Input rows →
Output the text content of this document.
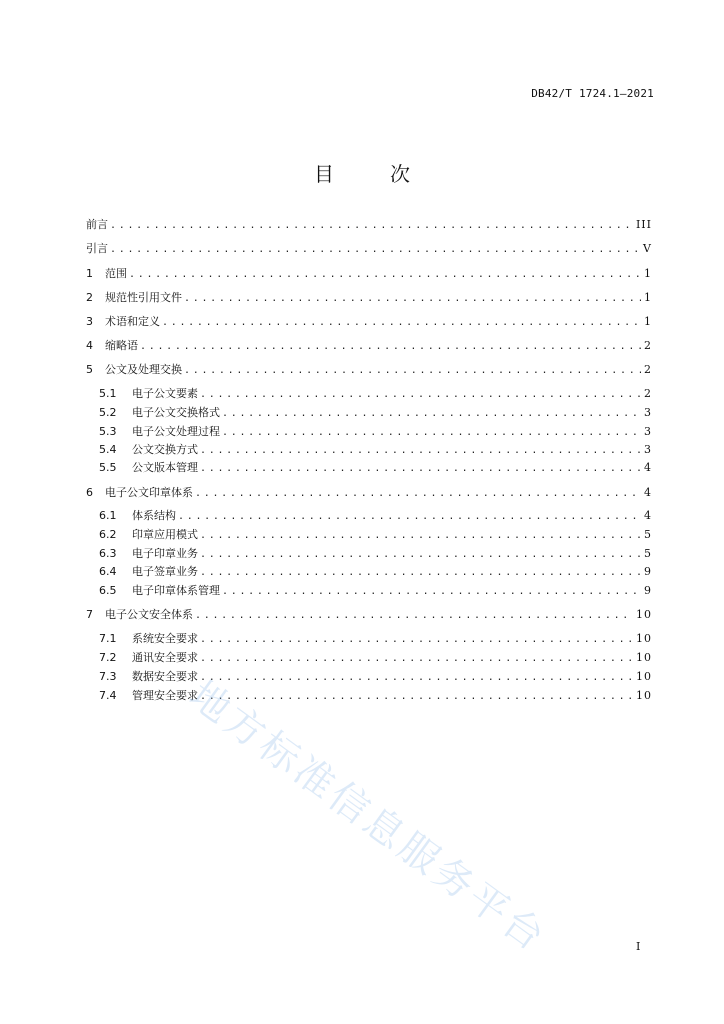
DB42/T 1724.1—2021
目　次
前言 .....	III
引言 .....	V
1	范围 .....	1
2	规范性引用文件 .....	1
3	术语和定义 .....	1
4	缩略语 .....	2
5	公文及处理交换 .....	2
5.1	电子公文要素 .....	2
5.2	电子公文交换格式 .....	3
5.3	电子公文处理过程 .....	3
5.4	公文交换方式 .....	3
5.5	公文版本管理 .....	4
6	电子公文印章体系 .....	4
6.1	体系结构 .....	4
6.2	印章应用模式 .....	5
6.3	电子印章业务 .....	5
6.4	电子签章业务 .....	9
6.5	电子印章体系管理 .....	9
7	电子公文安全体系 .....	10
7.1	系统安全要求 .....	10
7.2	通讯安全要求 .....	10
7.3	数据安全要求 .....	10
7.4	管理安全要求 .....	10
地方标准信息服务平台	I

Set exercise → Extract the entries in full, exactly as they are, minus the pictures.

Problem solution →
Output the text content of this document.
DB42/T 1724.1—2021
目　次
前言 .....	III
引言 .....	V
1	范围 .....	1
2	规范性引用文件 .....	1
3	术语和定义 .....	1
4	缩略语 .....	2
5	公文及处理交换 .....	2
5.1	电子公文要素 .....	2
5.2	电子公文交换格式 .....	3
5.3	电子公文处理过程 .....	3
5.4	公文交换方式 .....	3
5.5	公文版本管理 .....	4
6	电子公文印章体系 .....	4
6.1	体系结构 .....	4
6.2	印章应用模式 .....	5
6.3	电子印章业务 .....	5
6.4	电子签章业务 .....	9
6.5	电子印章体系管理 .....	9
7	电子公文安全体系 .....	10
7.1	系统安全要求 .....	10
7.2	通讯安全要求 .....	10
7.3	数据安全要求 .....	10
7.4	管理安全要求 .....	10
地方标准信息服务平台	I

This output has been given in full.